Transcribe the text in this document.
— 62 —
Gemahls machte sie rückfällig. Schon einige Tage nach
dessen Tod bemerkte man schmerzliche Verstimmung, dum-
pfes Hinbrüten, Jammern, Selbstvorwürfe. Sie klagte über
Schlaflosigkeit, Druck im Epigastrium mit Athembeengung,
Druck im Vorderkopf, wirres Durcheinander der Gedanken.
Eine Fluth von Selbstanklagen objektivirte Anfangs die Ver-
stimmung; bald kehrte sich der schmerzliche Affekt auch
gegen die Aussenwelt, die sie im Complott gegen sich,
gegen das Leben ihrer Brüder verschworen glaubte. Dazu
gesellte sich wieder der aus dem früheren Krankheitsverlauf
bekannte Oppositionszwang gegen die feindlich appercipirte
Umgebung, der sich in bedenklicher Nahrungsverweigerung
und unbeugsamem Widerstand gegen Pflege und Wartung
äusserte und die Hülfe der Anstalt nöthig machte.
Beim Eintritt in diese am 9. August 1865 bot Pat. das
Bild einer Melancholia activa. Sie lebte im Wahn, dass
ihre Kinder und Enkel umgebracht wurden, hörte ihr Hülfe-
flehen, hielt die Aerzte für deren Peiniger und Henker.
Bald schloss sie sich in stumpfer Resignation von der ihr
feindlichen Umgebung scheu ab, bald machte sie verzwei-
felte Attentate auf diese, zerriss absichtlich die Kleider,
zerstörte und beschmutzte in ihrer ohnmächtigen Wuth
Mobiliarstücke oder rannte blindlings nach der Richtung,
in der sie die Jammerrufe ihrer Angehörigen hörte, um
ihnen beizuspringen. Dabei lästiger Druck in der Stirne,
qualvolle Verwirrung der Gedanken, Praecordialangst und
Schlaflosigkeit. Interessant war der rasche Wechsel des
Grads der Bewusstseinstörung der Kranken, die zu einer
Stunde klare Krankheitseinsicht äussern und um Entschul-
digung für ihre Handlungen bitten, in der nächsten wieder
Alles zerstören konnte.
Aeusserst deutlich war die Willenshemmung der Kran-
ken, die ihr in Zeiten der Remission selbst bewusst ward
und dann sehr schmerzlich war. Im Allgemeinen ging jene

#####

Exercise description>
Locate the word "einer" in the records and collect each line it appears in.

Worked answer>
Bild einer Melancholia activa. Sie lebte im Wahn, dass
Grads der Bewusstseinstörung der Kranken, die zu einer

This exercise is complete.